Exercise >> Set the listing down again in full, word for word, with the pictures left out.
* * * * *
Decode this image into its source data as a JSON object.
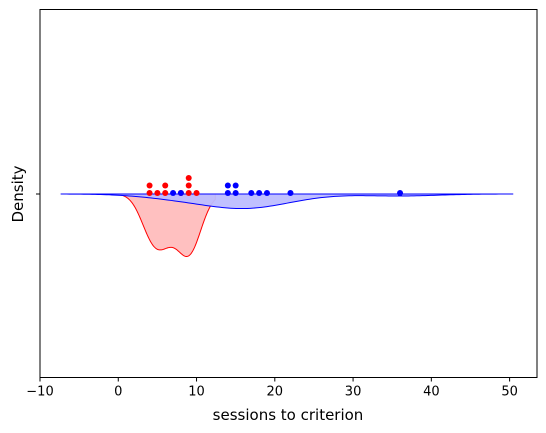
{
  "chart_data": {
    "type": "violin-strip",
    "title": "",
    "xlabel": "sessions to criterion",
    "ylabel": "Density",
    "xlim": [
      -10,
      53.5
    ],
    "xticks": [
      -10,
      0,
      10,
      20,
      30,
      40,
      50
    ],
    "xtick_labels": [
      "−10",
      "0",
      "10",
      "20",
      "30",
      "40",
      "50"
    ],
    "ytick_labels": [
      ""
    ],
    "grid": false,
    "series": [
      {
        "color": "#ff0000",
        "fill": "#ffbdbd",
        "points": [
          4,
          4,
          5,
          6,
          6,
          8,
          9,
          9,
          9,
          10
        ],
        "density_support": [
          -0.3,
          12.4
        ],
        "density_peaks": [
          5,
          9
        ]
      },
      {
        "color": "#0000ff",
        "fill": "#bdbdff",
        "points": [
          7,
          8,
          14,
          14,
          15,
          15,
          17,
          18,
          19,
          22,
          36
        ],
        "density_support": [
          -7.3,
          50.4
        ],
        "density_peaks": [
          16,
          35
        ]
      }
    ]
  }
}
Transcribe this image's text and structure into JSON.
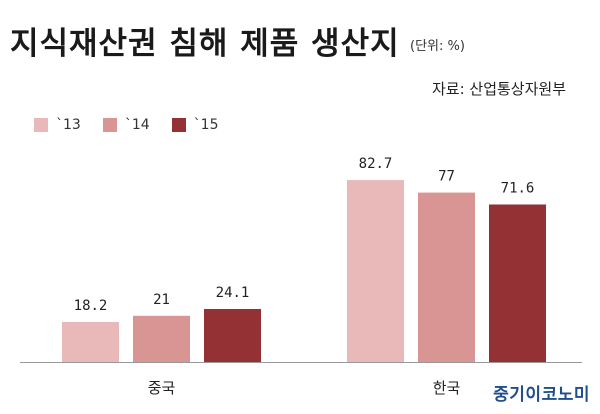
{
  "title": "지식재산권 침해 제품 생산지",
  "unit": "(단위: %)",
  "source": "자료: 산업통상자원부",
  "brand": "중기이코노미",
  "colors": {
    "s13": "#e8b9b8",
    "s14": "#d99594",
    "s15": "#943134",
    "axis": "#999999"
  },
  "chart_data": {
    "type": "bar",
    "title": "지식재산권 침해 제품 생산지",
    "xlabel": "",
    "ylabel": "",
    "ylim": [
      0,
      100
    ],
    "grid": false,
    "legend_position": "top-left",
    "categories": [
      "중국",
      "한국"
    ],
    "series": [
      {
        "name": "`13",
        "values": [
          18.2,
          82.7
        ],
        "labels": [
          "18.2",
          "82.7"
        ]
      },
      {
        "name": "`14",
        "values": [
          21,
          77
        ],
        "labels": [
          "21",
          "77"
        ]
      },
      {
        "name": "`15",
        "values": [
          24.1,
          71.6
        ],
        "labels": [
          "24.1",
          "71.6"
        ]
      }
    ]
  }
}
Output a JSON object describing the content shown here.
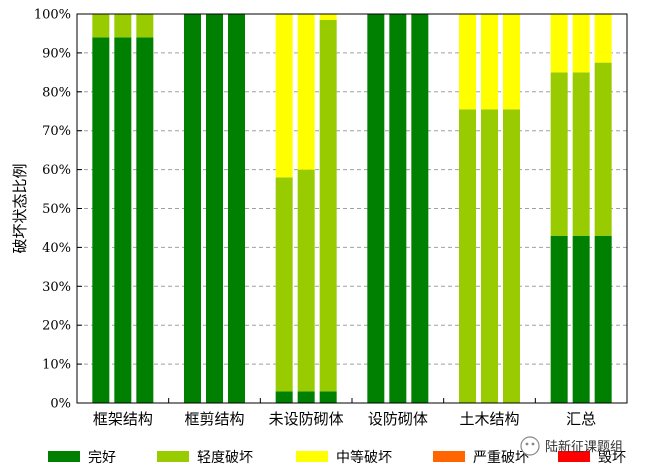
{
  "chart_data": {
    "type": "bar",
    "stacked": true,
    "bars_per_category": 3,
    "categories": [
      "框架结构",
      "框剪结构",
      "未设防砌体",
      "设防砌体",
      "土木结构",
      "汇总"
    ],
    "ylabel": "破坏状态比例",
    "ylim": [
      0,
      100
    ],
    "yticks": [
      "0%",
      "10%",
      "20%",
      "30%",
      "40%",
      "50%",
      "60%",
      "70%",
      "80%",
      "90%",
      "100%"
    ],
    "grid": true,
    "legend_position": "bottom",
    "series": [
      {
        "name": "完好",
        "color": "#008000",
        "values": [
          [
            94,
            94,
            94
          ],
          [
            100,
            100,
            100
          ],
          [
            3,
            3,
            3
          ],
          [
            100,
            100,
            100
          ],
          [
            0,
            0,
            0
          ],
          [
            43,
            43,
            43
          ]
        ]
      },
      {
        "name": "轻度破坏",
        "color": "#99cc00",
        "values": [
          [
            6,
            6,
            6
          ],
          [
            0,
            0,
            0
          ],
          [
            55,
            57,
            95.5
          ],
          [
            0,
            0,
            0
          ],
          [
            75.5,
            75.5,
            75.5
          ],
          [
            42,
            42,
            44.5
          ]
        ]
      },
      {
        "name": "中等破坏",
        "color": "#ffff00",
        "values": [
          [
            0,
            0,
            0
          ],
          [
            0,
            0,
            0
          ],
          [
            42,
            40,
            1.5
          ],
          [
            0,
            0,
            0
          ],
          [
            24.5,
            24.5,
            24.5
          ],
          [
            15,
            15,
            12.5
          ]
        ]
      },
      {
        "name": "严重破坏",
        "color": "#ff6600",
        "values": [
          [
            0,
            0,
            0
          ],
          [
            0,
            0,
            0
          ],
          [
            0,
            0,
            0
          ],
          [
            0,
            0,
            0
          ],
          [
            0,
            0,
            0
          ],
          [
            0,
            0,
            0
          ]
        ]
      },
      {
        "name": "毁坏",
        "color": "#ff0000",
        "values": [
          [
            0,
            0,
            0
          ],
          [
            0,
            0,
            0
          ],
          [
            0,
            0,
            0
          ],
          [
            0,
            0,
            0
          ],
          [
            0,
            0,
            0
          ],
          [
            0,
            0,
            0
          ]
        ]
      }
    ]
  },
  "watermark": {
    "text": "陆新征课题组",
    "icon": "wechat-icon"
  }
}
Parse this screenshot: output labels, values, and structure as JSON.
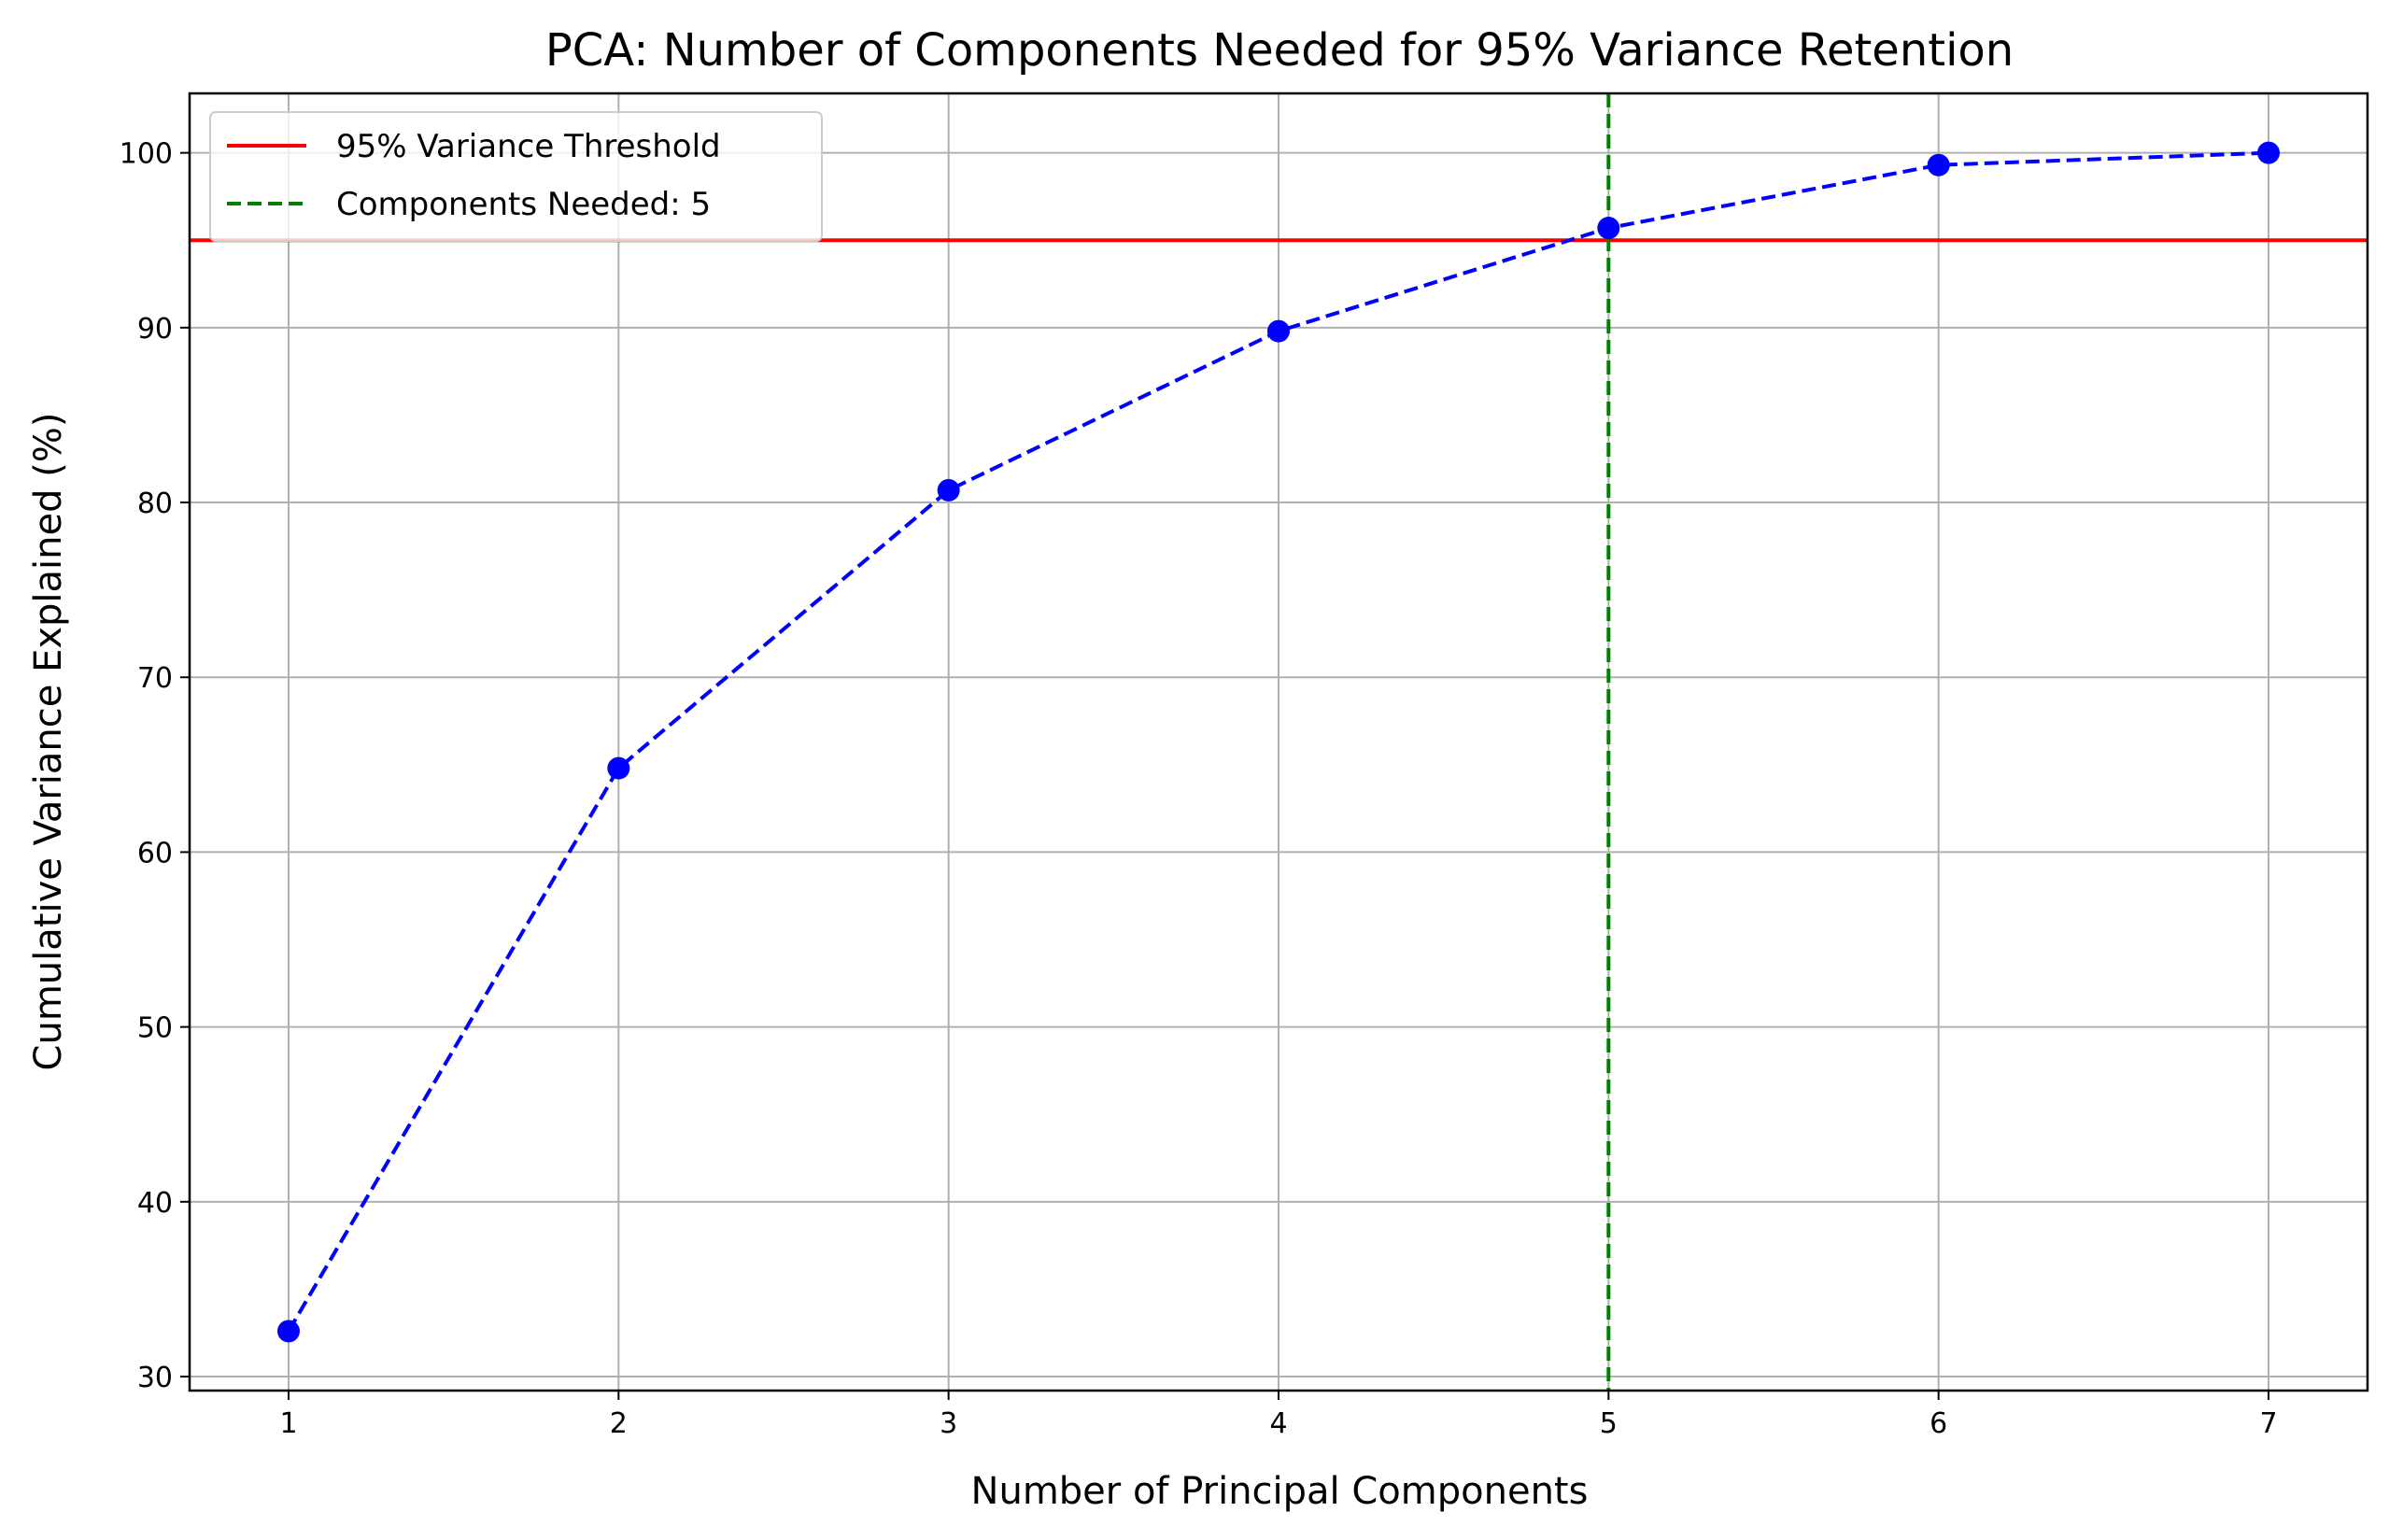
{
  "chart_data": {
    "type": "line",
    "title": "PCA: Number of Components Needed for 95% Variance Retention",
    "xlabel": "Number of Principal Components",
    "ylabel": "Cumulative Variance Explained (%)",
    "x": [
      1,
      2,
      3,
      4,
      5,
      6,
      7
    ],
    "series": [
      {
        "values": [
          32.6,
          64.8,
          80.7,
          89.8,
          95.7,
          99.3,
          100.0
        ],
        "color": "#0000ff",
        "line_style": "dashed",
        "marker": "circle"
      }
    ],
    "reference_lines": [
      {
        "orientation": "horizontal",
        "value": 95,
        "color": "#ff0000",
        "line_style": "solid",
        "label": "95% Variance Threshold"
      },
      {
        "orientation": "vertical",
        "value": 5,
        "color": "#008000",
        "line_style": "dashed",
        "label": "Components Needed: 5"
      }
    ],
    "xlim": [
      0.7,
      7.3
    ],
    "ylim": [
      29.2,
      103.4
    ],
    "xticks": [
      "1",
      "2",
      "3",
      "4",
      "5",
      "6",
      "7"
    ],
    "yticks": [
      "30",
      "40",
      "50",
      "60",
      "70",
      "80",
      "90",
      "100"
    ],
    "grid": true,
    "legend_position": "top-left"
  }
}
* * * * *
Result for this exercise >>
Decode this image into its source data as a JSON object.
{
  "chart_data": {
    "type": "violin-strip",
    "title": "",
    "xlabel": "sessions to criterion",
    "ylabel": "Density",
    "xlim": [
      -10,
      53.5
    ],
    "xticks": [
      -10,
      0,
      10,
      20,
      30,
      40,
      50
    ],
    "xtick_labels": [
      "−10",
      "0",
      "10",
      "20",
      "30",
      "40",
      "50"
    ],
    "ytick_labels": [
      ""
    ],
    "grid": false,
    "series": [
      {
        "color": "#ff0000",
        "fill": "#ffbdbd",
        "points": [
          4,
          4,
          5,
          6,
          6,
          8,
          9,
          9,
          9,
          10
        ],
        "density_support": [
          -0.3,
          12.4
        ],
        "density_peaks": [
          5,
          9
        ]
      },
      {
        "color": "#0000ff",
        "fill": "#bdbdff",
        "points": [
          7,
          8,
          14,
          14,
          15,
          15,
          17,
          18,
          19,
          22,
          36
        ],
        "density_support": [
          -7.3,
          50.4
        ],
        "density_peaks": [
          16,
          35
        ]
      }
    ]
  }
}
Transcribe this image's text and structure into JSON.
{
  "title": "지식재산권 침해 제품 생산지",
  "unit": "(단위: %)",
  "source": "자료: 산업통상자원부",
  "brand": "중기이코노미",
  "colors": {
    "s13": "#e8b9b8",
    "s14": "#d99594",
    "s15": "#943134",
    "axis": "#999999"
  },
  "chart_data": {
    "type": "bar",
    "title": "지식재산권 침해 제품 생산지",
    "xlabel": "",
    "ylabel": "",
    "ylim": [
      0,
      100
    ],
    "grid": false,
    "legend_position": "top-left",
    "categories": [
      "중국",
      "한국"
    ],
    "series": [
      {
        "name": "`13",
        "values": [
          18.2,
          82.7
        ],
        "labels": [
          "18.2",
          "82.7"
        ]
      },
      {
        "name": "`14",
        "values": [
          21,
          77
        ],
        "labels": [
          "21",
          "77"
        ]
      },
      {
        "name": "`15",
        "values": [
          24.1,
          71.6
        ],
        "labels": [
          "24.1",
          "71.6"
        ]
      }
    ]
  }
}
Output a JSON object describing the content shown here.
{
  "chart_data": {
    "type": "bar",
    "stacked": true,
    "bars_per_category": 3,
    "categories": [
      "框架结构",
      "框剪结构",
      "未设防砌体",
      "设防砌体",
      "土木结构",
      "汇总"
    ],
    "ylabel": "破坏状态比例",
    "ylim": [
      0,
      100
    ],
    "yticks": [
      "0%",
      "10%",
      "20%",
      "30%",
      "40%",
      "50%",
      "60%",
      "70%",
      "80%",
      "90%",
      "100%"
    ],
    "grid": true,
    "legend_position": "bottom",
    "series": [
      {
        "name": "完好",
        "color": "#008000",
        "values": [
          [
            94,
            94,
            94
          ],
          [
            100,
            100,
            100
          ],
          [
            3,
            3,
            3
          ],
          [
            100,
            100,
            100
          ],
          [
            0,
            0,
            0
          ],
          [
            43,
            43,
            43
          ]
        ]
      },
      {
        "name": "轻度破坏",
        "color": "#99cc00",
        "values": [
          [
            6,
            6,
            6
          ],
          [
            0,
            0,
            0
          ],
          [
            55,
            57,
            95.5
          ],
          [
            0,
            0,
            0
          ],
          [
            75.5,
            75.5,
            75.5
          ],
          [
            42,
            42,
            44.5
          ]
        ]
      },
      {
        "name": "中等破坏",
        "color": "#ffff00",
        "values": [
          [
            0,
            0,
            0
          ],
          [
            0,
            0,
            0
          ],
          [
            42,
            40,
            1.5
          ],
          [
            0,
            0,
            0
          ],
          [
            24.5,
            24.5,
            24.5
          ],
          [
            15,
            15,
            12.5
          ]
        ]
      },
      {
        "name": "严重破坏",
        "color": "#ff6600",
        "values": [
          [
            0,
            0,
            0
          ],
          [
            0,
            0,
            0
          ],
          [
            0,
            0,
            0
          ],
          [
            0,
            0,
            0
          ],
          [
            0,
            0,
            0
          ],
          [
            0,
            0,
            0
          ]
        ]
      },
      {
        "name": "毁坏",
        "color": "#ff0000",
        "values": [
          [
            0,
            0,
            0
          ],
          [
            0,
            0,
            0
          ],
          [
            0,
            0,
            0
          ],
          [
            0,
            0,
            0
          ],
          [
            0,
            0,
            0
          ],
          [
            0,
            0,
            0
          ]
        ]
      }
    ]
  },
  "watermark": {
    "text": "陆新征课题组",
    "icon": "wechat-icon"
  }
}
Parse this screenshot: output labels, values, and structure as JSON.
{
  "chart_data": {
    "type": "line",
    "title": "PCA: Number of Components Needed for 95% Variance Retention",
    "xlabel": "Number of Principal Components",
    "ylabel": "Cumulative Variance Explained (%)",
    "x": [
      1,
      2,
      3,
      4,
      5,
      6,
      7
    ],
    "series": [
      {
        "values": [
          32.6,
          64.8,
          80.7,
          89.8,
          95.7,
          99.3,
          100.0
        ],
        "color": "#0000ff",
        "line_style": "dashed",
        "marker": "circle"
      }
    ],
    "reference_lines": [
      {
        "orientation": "horizontal",
        "value": 95,
        "color": "#ff0000",
        "line_style": "solid",
        "label": "95% Variance Threshold"
      },
      {
        "orientation": "vertical",
        "value": 5,
        "color": "#008000",
        "line_style": "dashed",
        "label": "Components Needed: 5"
      }
    ],
    "xlim": [
      0.7,
      7.3
    ],
    "ylim": [
      29.2,
      103.4
    ],
    "xticks": [
      "1",
      "2",
      "3",
      "4",
      "5",
      "6",
      "7"
    ],
    "yticks": [
      "30",
      "40",
      "50",
      "60",
      "70",
      "80",
      "90",
      "100"
    ],
    "grid": true,
    "legend_position": "top-left"
  }
}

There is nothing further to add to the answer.